## Short exercise
Extract every line from the records below that contains the word "JSON".

• • • • • • •

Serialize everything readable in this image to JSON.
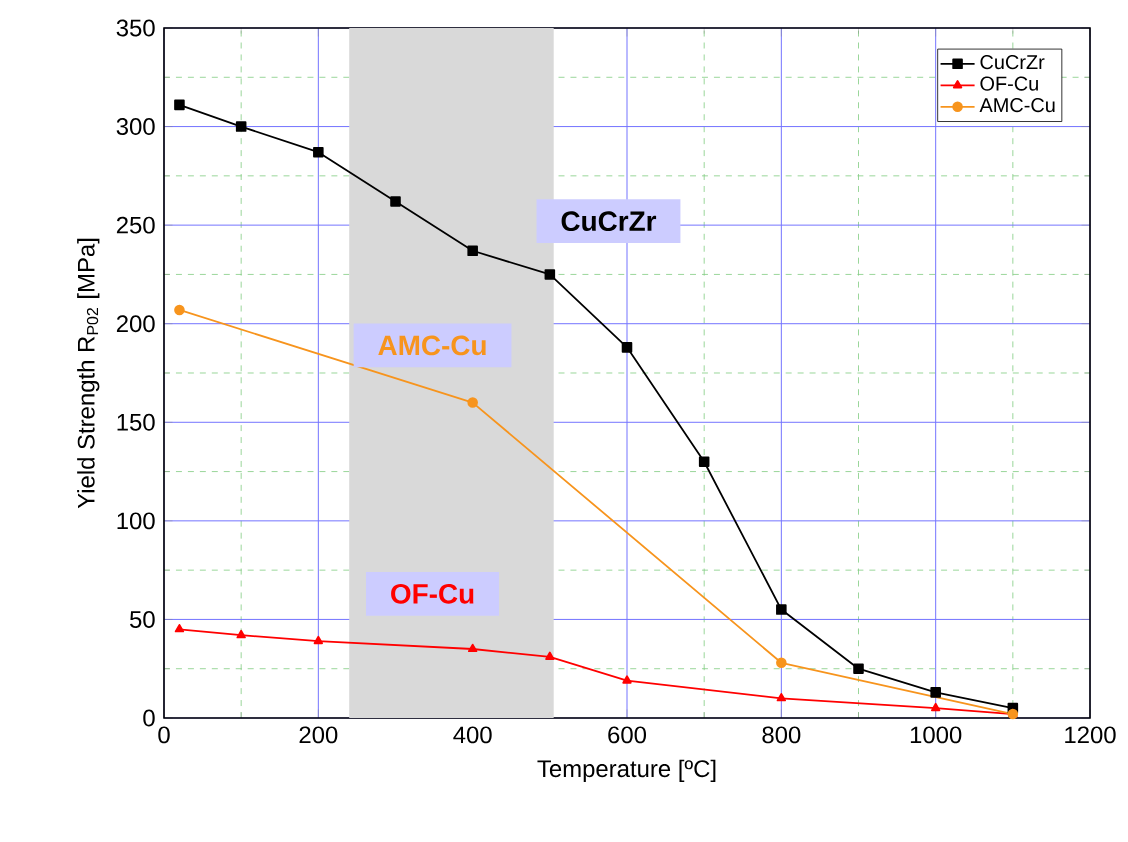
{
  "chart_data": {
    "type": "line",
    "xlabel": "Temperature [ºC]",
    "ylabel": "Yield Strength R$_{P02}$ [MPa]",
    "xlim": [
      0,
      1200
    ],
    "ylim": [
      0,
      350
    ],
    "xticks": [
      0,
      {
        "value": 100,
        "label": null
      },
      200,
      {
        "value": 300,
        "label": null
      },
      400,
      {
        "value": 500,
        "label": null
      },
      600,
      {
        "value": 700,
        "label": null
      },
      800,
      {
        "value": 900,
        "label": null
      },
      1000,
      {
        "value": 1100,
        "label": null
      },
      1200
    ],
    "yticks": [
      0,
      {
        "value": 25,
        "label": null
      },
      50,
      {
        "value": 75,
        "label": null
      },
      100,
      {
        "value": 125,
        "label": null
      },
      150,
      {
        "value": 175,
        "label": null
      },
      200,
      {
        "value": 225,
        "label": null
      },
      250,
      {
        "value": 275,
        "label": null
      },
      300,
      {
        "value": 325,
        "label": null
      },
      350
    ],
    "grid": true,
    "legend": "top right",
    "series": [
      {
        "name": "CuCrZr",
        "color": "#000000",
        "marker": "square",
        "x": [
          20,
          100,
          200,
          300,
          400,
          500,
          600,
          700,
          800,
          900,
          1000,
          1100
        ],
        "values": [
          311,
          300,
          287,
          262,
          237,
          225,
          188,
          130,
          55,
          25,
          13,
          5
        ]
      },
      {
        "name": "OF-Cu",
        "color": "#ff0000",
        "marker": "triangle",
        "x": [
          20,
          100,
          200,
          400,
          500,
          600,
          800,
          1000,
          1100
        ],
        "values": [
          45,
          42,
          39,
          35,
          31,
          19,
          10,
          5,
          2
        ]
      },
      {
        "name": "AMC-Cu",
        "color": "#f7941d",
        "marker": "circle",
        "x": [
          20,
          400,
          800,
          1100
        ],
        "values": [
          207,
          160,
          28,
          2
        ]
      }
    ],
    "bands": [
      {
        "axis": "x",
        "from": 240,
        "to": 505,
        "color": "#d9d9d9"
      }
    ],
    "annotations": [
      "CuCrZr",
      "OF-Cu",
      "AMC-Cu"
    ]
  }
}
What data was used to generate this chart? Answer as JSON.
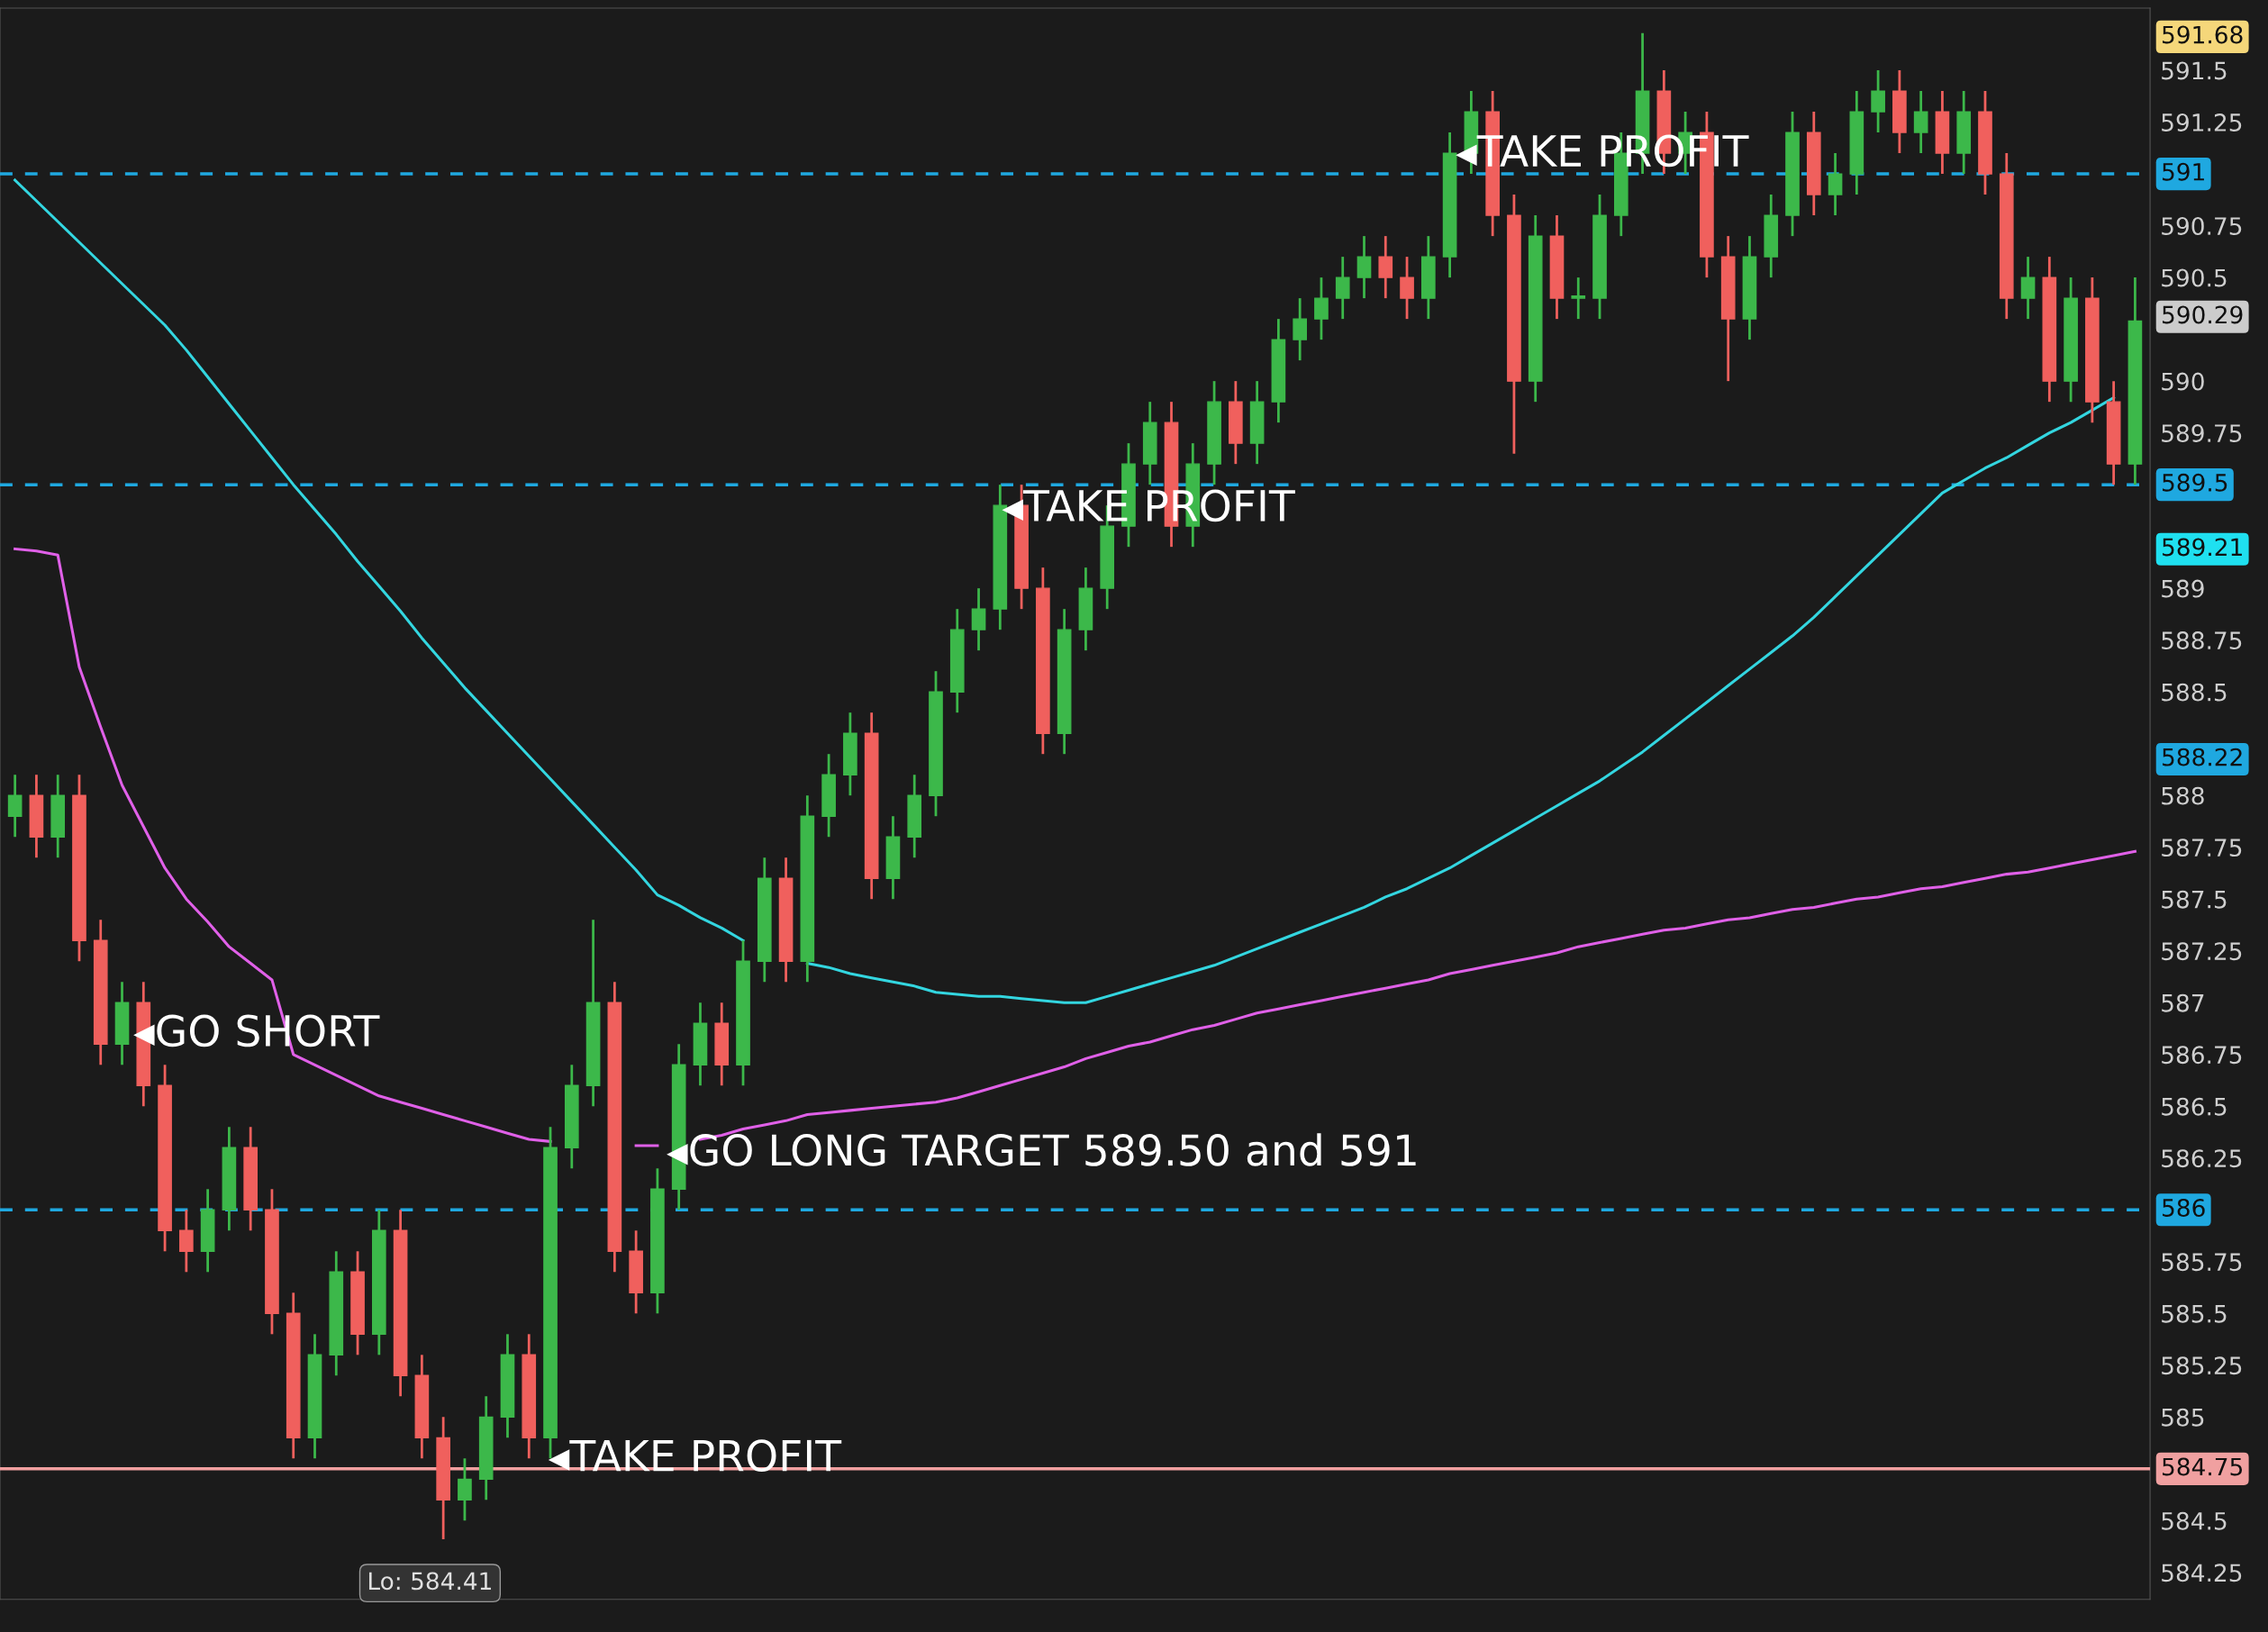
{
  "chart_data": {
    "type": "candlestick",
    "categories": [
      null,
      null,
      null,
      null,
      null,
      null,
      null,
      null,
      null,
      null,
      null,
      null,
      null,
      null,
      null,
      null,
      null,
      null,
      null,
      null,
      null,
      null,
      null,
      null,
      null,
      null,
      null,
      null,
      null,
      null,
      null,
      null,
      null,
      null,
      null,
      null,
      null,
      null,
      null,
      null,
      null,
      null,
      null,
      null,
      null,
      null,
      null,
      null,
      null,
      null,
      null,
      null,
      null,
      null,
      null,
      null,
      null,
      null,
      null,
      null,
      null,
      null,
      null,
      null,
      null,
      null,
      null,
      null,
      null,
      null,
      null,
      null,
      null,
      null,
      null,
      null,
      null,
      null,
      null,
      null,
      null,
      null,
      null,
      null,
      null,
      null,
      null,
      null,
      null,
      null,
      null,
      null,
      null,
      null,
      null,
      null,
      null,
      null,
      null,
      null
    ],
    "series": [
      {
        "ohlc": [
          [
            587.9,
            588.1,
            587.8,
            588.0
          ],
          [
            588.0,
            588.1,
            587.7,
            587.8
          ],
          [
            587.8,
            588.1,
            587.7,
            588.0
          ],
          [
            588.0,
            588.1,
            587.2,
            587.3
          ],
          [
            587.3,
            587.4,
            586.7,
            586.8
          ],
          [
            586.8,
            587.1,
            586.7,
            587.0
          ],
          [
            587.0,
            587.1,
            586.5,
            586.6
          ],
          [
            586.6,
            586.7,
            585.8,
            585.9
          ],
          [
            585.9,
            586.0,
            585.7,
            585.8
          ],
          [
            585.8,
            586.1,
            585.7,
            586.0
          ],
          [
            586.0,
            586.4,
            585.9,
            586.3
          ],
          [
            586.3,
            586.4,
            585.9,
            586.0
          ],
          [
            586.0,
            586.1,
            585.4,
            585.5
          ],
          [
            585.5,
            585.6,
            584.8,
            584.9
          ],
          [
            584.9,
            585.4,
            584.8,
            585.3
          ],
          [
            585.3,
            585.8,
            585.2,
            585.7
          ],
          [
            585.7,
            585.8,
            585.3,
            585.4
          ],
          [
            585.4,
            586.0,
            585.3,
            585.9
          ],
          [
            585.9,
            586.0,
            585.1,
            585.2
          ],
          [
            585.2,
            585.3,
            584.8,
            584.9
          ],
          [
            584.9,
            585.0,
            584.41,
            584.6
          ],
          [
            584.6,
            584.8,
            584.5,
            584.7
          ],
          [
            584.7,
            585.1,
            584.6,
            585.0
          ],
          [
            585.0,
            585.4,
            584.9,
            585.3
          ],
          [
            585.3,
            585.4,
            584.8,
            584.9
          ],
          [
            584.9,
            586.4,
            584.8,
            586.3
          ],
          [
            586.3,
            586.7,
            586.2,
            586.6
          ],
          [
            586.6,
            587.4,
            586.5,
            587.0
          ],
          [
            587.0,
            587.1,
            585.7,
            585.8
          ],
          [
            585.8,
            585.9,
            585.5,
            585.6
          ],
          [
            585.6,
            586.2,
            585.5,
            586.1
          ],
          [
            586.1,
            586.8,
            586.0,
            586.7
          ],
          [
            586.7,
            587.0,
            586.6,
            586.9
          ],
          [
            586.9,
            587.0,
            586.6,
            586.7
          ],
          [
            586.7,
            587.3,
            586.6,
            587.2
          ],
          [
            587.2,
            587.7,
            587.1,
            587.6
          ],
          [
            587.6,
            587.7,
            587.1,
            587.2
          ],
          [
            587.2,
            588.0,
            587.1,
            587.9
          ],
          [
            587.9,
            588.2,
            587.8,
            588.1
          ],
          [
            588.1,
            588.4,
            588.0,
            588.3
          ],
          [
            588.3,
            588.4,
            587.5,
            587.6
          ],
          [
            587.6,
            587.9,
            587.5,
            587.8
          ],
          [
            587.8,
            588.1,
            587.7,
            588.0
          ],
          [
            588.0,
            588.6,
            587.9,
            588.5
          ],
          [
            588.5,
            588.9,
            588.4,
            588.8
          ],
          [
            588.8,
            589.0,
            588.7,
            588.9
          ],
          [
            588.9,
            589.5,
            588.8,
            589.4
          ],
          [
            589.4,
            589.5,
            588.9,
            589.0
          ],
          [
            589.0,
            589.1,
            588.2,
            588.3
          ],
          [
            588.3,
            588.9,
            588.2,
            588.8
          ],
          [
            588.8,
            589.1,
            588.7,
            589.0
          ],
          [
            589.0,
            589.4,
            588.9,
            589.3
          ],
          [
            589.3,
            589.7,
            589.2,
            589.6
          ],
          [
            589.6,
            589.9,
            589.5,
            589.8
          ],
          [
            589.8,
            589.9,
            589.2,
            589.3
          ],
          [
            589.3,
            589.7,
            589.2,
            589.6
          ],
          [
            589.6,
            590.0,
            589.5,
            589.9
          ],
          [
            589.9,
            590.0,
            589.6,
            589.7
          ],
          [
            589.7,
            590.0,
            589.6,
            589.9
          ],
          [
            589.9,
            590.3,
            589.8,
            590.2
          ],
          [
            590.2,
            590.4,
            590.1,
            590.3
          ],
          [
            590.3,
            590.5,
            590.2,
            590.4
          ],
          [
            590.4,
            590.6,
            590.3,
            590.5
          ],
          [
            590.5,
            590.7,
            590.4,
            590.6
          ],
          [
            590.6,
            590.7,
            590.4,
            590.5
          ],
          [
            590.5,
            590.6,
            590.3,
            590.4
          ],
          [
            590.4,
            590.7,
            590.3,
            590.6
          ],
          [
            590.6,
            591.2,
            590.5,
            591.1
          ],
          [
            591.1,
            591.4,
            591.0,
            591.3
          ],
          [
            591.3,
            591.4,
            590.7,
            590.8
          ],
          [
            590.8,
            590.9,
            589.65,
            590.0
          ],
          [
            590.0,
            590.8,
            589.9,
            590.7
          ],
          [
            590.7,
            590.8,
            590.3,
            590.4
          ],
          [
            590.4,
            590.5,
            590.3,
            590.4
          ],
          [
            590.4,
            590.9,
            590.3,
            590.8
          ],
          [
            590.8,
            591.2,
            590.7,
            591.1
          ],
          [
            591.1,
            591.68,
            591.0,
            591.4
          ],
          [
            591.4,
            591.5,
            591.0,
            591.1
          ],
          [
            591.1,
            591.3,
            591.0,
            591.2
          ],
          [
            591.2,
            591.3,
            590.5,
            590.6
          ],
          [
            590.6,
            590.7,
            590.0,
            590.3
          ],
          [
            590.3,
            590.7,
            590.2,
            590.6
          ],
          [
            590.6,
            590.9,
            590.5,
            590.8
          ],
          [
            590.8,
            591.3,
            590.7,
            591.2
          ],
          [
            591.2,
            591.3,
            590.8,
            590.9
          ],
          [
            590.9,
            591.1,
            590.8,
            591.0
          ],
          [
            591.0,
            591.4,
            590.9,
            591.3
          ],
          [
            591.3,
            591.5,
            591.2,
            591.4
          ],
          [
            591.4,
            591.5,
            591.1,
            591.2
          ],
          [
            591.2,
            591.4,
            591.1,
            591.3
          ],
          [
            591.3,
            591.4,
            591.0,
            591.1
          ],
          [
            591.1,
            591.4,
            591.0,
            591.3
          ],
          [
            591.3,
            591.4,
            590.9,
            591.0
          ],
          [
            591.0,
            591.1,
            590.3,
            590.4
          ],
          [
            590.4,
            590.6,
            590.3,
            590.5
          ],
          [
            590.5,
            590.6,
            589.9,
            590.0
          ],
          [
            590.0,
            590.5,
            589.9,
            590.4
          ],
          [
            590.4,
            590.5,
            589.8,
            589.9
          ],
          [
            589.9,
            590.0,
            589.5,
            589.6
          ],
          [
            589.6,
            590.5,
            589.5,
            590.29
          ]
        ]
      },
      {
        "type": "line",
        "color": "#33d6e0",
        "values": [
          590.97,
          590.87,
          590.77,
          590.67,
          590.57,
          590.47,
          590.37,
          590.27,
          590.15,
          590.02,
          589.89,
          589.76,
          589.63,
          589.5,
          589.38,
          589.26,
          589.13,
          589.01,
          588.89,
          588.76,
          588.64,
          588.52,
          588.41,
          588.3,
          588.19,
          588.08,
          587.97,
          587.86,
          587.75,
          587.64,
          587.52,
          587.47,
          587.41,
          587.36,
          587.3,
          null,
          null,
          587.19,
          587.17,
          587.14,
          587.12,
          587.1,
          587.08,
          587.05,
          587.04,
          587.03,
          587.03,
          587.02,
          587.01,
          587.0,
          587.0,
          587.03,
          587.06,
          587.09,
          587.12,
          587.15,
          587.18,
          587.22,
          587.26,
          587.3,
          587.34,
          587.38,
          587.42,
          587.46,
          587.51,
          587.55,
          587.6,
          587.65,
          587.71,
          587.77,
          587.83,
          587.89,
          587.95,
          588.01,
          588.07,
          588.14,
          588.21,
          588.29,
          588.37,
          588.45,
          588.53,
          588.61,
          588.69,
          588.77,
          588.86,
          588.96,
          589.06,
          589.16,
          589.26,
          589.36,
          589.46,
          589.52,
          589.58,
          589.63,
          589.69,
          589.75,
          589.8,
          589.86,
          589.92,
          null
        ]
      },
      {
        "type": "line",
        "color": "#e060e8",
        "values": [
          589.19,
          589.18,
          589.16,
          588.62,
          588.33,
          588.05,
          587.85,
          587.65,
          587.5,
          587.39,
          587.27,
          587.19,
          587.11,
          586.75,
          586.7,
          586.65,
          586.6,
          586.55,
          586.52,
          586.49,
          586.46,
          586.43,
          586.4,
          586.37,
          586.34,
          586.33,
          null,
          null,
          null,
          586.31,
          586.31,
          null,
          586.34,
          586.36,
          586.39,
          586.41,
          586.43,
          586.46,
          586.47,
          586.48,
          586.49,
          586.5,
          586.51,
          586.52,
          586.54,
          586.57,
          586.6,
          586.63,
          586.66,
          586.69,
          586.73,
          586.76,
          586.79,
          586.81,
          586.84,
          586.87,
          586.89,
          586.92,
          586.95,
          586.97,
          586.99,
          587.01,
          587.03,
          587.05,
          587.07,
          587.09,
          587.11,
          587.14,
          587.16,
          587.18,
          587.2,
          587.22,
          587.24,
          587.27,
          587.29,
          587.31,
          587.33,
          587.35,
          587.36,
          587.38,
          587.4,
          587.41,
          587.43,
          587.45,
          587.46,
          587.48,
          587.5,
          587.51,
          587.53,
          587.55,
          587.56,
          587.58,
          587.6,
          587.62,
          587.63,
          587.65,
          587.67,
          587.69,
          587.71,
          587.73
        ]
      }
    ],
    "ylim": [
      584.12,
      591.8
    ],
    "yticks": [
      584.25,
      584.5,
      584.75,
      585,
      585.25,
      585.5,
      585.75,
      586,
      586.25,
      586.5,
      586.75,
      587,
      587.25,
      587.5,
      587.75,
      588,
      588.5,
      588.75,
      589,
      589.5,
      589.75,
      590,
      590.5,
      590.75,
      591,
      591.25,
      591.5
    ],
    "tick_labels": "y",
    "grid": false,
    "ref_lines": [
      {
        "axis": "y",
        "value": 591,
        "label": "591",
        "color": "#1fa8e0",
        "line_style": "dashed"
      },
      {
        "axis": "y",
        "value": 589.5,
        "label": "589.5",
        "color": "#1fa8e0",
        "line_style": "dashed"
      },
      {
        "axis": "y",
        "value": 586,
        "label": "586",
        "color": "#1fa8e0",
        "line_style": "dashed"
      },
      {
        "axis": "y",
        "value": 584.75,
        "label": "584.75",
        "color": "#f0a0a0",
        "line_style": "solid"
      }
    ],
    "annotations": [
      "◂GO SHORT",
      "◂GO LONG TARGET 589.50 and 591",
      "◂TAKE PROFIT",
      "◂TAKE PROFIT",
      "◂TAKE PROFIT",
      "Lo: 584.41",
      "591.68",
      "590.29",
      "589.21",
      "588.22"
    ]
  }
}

• • • • • • •

## Task result
Serialize everything readable in this image to JSON.
What data was used to generate this chart? Answer as JSON.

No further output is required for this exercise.